Your goal
Extract every line that contains the word "icon".

((

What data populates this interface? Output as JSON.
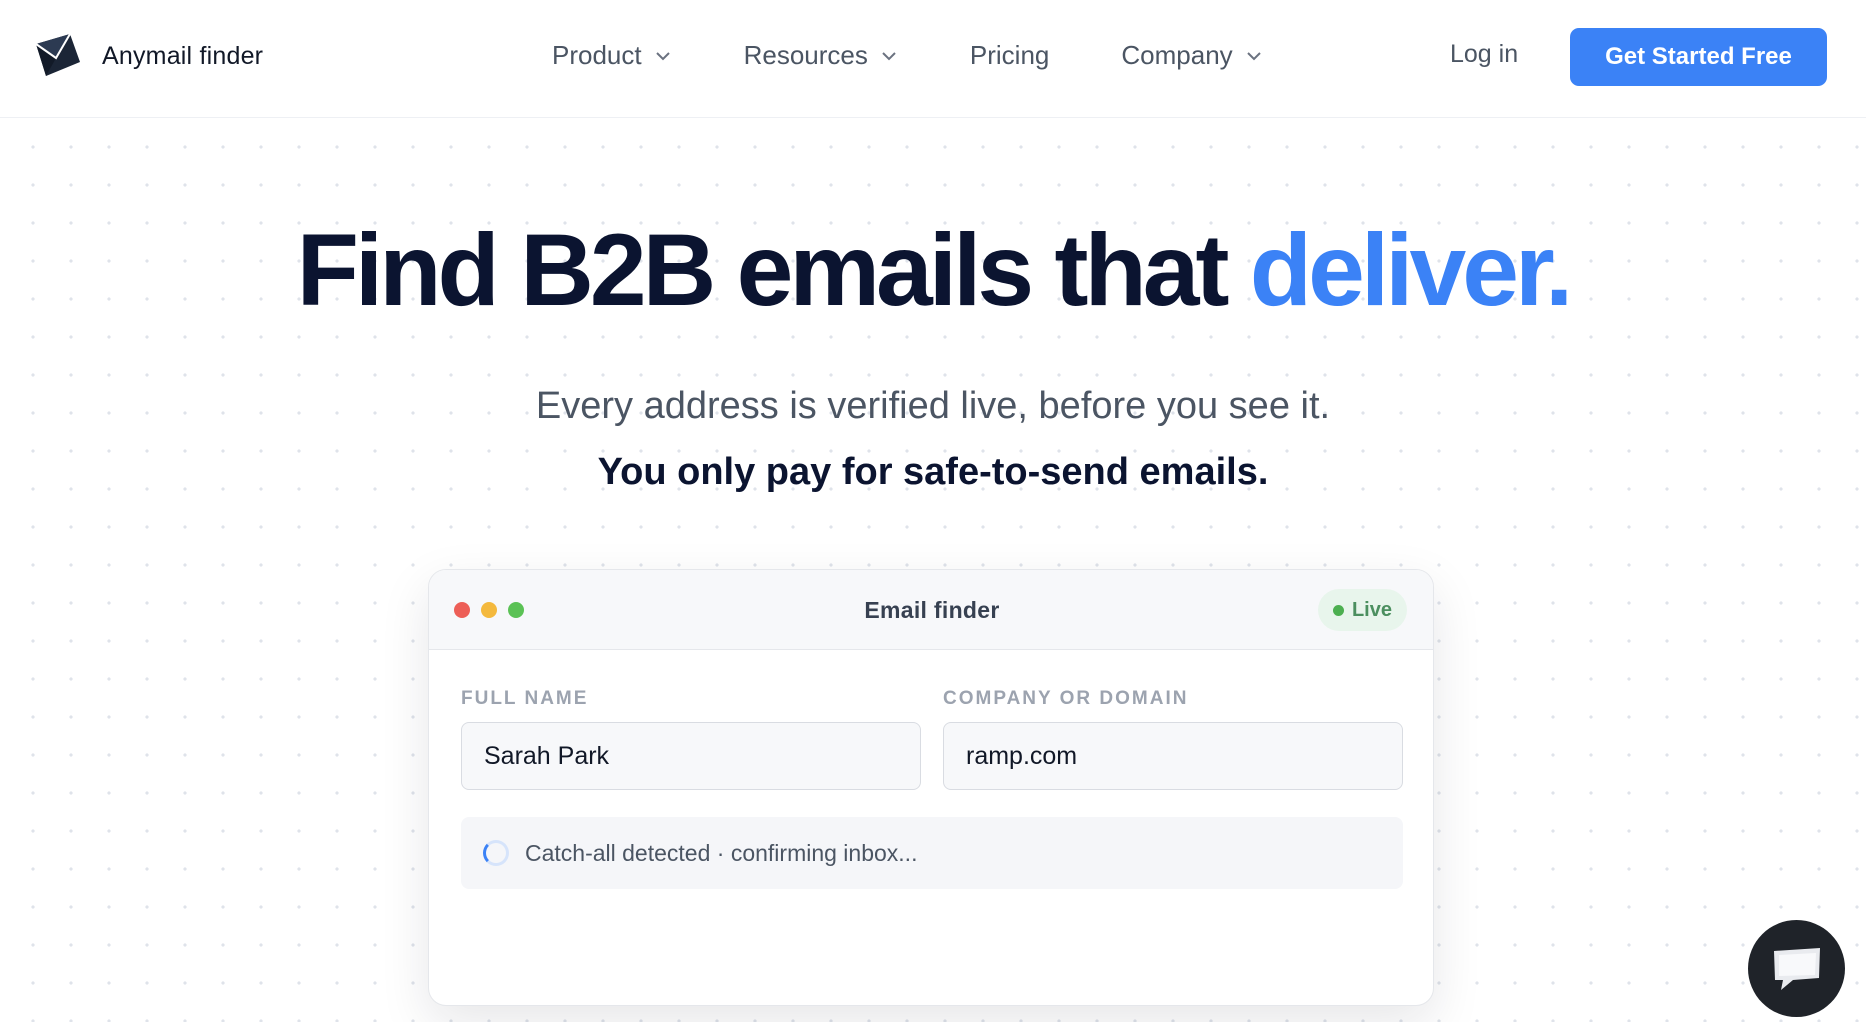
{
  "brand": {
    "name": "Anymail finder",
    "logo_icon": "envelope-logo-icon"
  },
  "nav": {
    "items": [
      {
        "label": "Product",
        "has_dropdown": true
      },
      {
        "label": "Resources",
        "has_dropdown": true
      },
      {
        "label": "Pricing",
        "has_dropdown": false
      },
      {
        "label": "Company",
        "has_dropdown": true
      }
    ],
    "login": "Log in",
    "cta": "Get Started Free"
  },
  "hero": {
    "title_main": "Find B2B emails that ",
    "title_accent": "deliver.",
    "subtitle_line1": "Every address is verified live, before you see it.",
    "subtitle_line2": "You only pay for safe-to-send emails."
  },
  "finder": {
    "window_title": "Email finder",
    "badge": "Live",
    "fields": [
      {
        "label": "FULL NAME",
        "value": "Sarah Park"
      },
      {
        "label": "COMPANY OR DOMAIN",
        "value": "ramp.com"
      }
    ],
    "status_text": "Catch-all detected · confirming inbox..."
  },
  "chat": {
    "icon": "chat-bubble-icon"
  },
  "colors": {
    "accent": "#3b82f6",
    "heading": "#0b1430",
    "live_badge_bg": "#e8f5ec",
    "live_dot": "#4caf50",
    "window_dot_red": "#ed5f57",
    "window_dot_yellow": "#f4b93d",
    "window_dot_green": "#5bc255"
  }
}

))

Answer to this exercise
    "logo_icon": "envelope-logo-icon"
    "icon": "chat-bubble-icon"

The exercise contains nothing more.